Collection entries
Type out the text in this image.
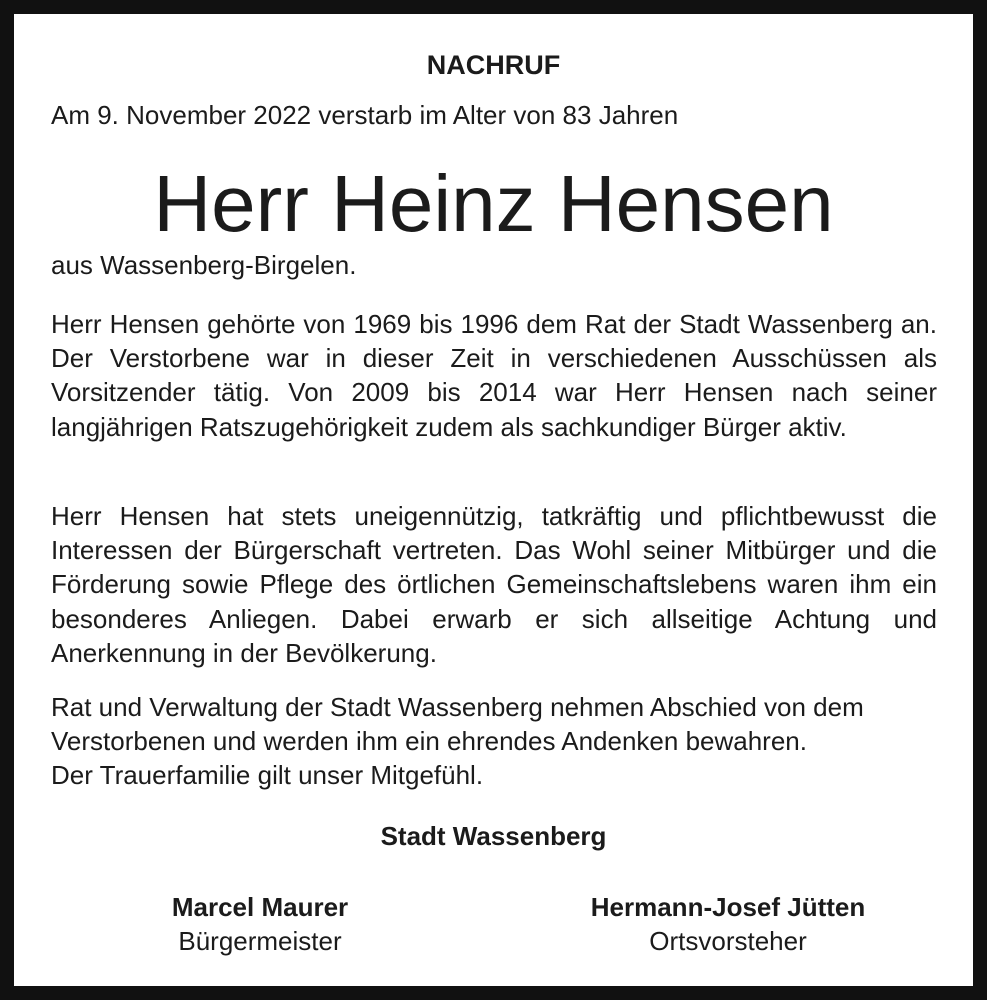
NACHRUF
Am 9. November 2022 verstarb im Alter von 83 Jahren
Herr Heinz Hensen
aus Wassenberg-Birgelen.

Herr Hensen gehörte von 1969 bis 1996 dem Rat der Stadt Wassenberg an. Der Verstorbene war in dieser Zeit in verschiedenen Ausschüssen als Vorsitzender tätig. Von 2009 bis 2014 war Herr Hensen nach seiner langjährigen Ratszugehörigkeit zudem als sachkundiger Bürger aktiv.

Herr Hensen hat stets uneigennützig, tatkräftig und pflichtbewusst die Interessen der Bürgerschaft vertreten. Das Wohl seiner Mitbürger und die Förderung sowie Pflege des örtlichen Gemeinschaftslebens waren ihm ein besonderes Anliegen. Dabei erwarb er sich allseitige Achtung und Anerkennung in der Bevölkerung.

Rat und Verwaltung der Stadt Wassenberg nehmen Abschied von dem
Verstorbenen und werden ihm ein ehrendes Andenken bewahren.
Der Trauerfamilie gilt unser Mitgefühl.
Stadt Wassenberg
Marcel Maurer
Bürgermeister
Hermann-Josef Jütten
Ortsvorsteher
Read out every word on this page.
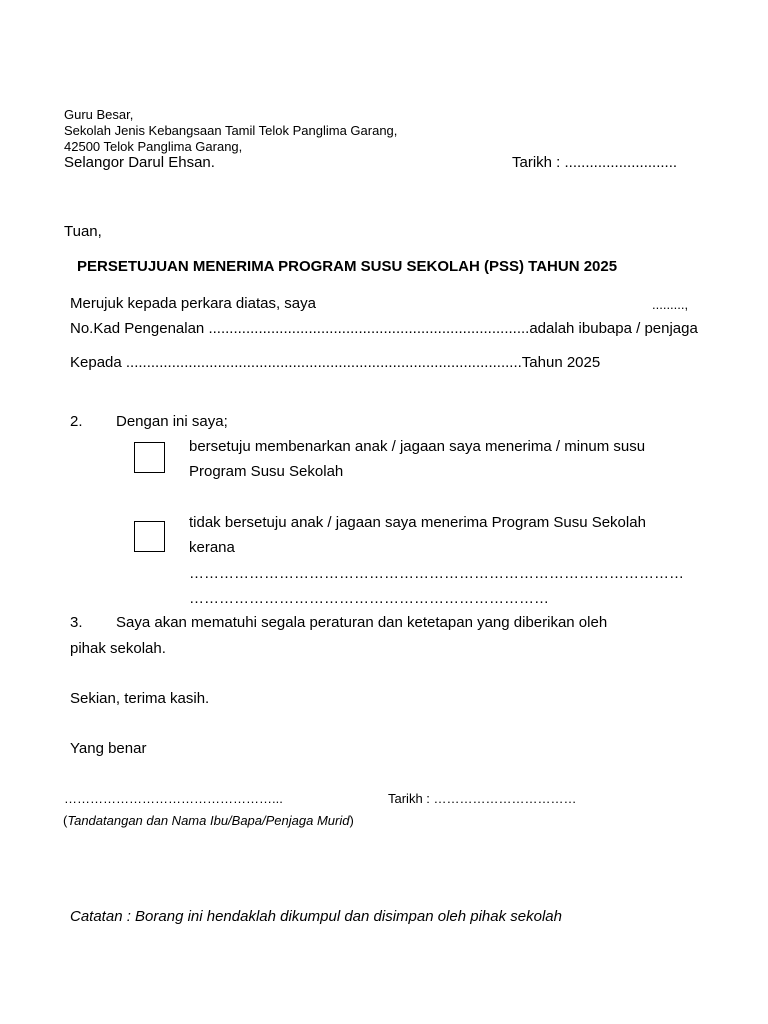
Guru Besar,
Sekolah Jenis Kebangsaan Tamil Telok Panglima Garang,
42500 Telok Panglima Garang,
Selangor Darul Ehsan.	Tarikh : ...........................
Tuan,
PERSETUJUAN MENERIMA PROGRAM SUSU SEKOLAH (PSS) TAHUN 2025
Merujuk kepada perkara diatas, saya	.........,
No.Kad Pengenalan .............................................................................adalah ibubapa / penjaga
Kepada ...............................................................................................Tahun 2025
2. Dengan ini saya;
bersetuju membenarkan anak / jagaan saya menerima / minum susu
Program Susu Sekolah
tidak bersetuju anak / jagaan saya menerima Program Susu Sekolah
kerana
………………………………………………………………………………………
………………………………………………………………
3. Saya akan mematuhi segala peraturan dan ketetapan yang diberikan oleh
pihak sekolah.
Sekian, terima kasih.
Yang benar
…………………………………………...	Tarikh : ……………………………
(Tandatangan dan Nama Ibu/Bapa/Penjaga Murid)
Catatan : Borang ini hendaklah dikumpul dan disimpan oleh pihak sekolah
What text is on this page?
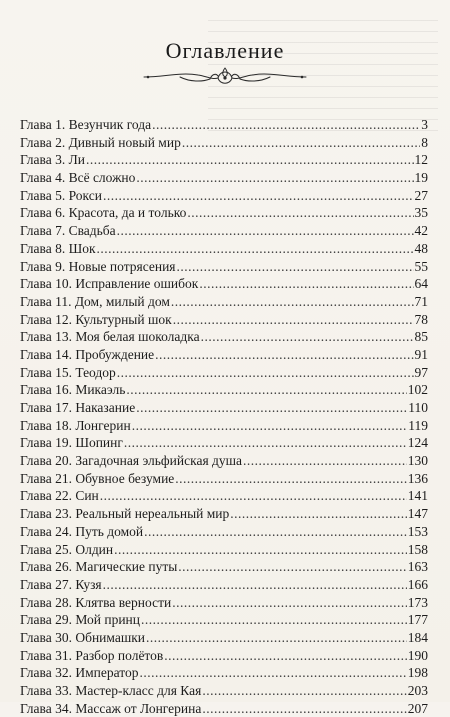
Оглавление
Глава 1. Везунчик года .....	3
Глава 2. Дивный новый мир .....	8
Глава 3. Ли .....	12
Глава 4. Всё сложно .....	19
Глава 5. Рокси .....	27
Глава 6. Красота, да и только .....	35
Глава 7. Свадьба .....	42
Глава 8. Шок .....	48
Глава 9. Новые потрясения .....	55
Глава 10. Исправление ошибок .....	64
Глава 11. Дом, милый дом .....	71
Глава 12. Культурный шок .....	78
Глава 13. Моя белая шоколадка .....	85
Глава 14. Пробуждение .....	91
Глава 15. Теодор .....	97
Глава 16. Микаэль .....	102
Глава 17. Наказание .....	110
Глава 18. Лонгерин .....	119
Глава 19. Шопинг .....	124
Глава 20. Загадочная эльфийская душа .....	130
Глава 21. Обувное безумие .....	136
Глава 22. Син .....	141
Глава 23. Реальный нереальный мир .....	147
Глава 24. Путь домой .....	153
Глава 25. Олдин .....	158
Глава 26. Магические путы .....	163
Глава 27. Кузя .....	166
Глава 28. Клятва верности .....	173
Глава 29. Мой принц .....	177
Глава 30. Обнимашки .....	184
Глава 31. Разбор полётов .....	190
Глава 32. Император .....	198
Глава 33. Мастер-класс для Кая .....	203
Глава 34. Массаж от Лонгерина .....	207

PROBLEM TO WORK ON: Report how many lines of the listing hold the string "Tarikh", giving only the number.

EXERCISE ANSWER: 2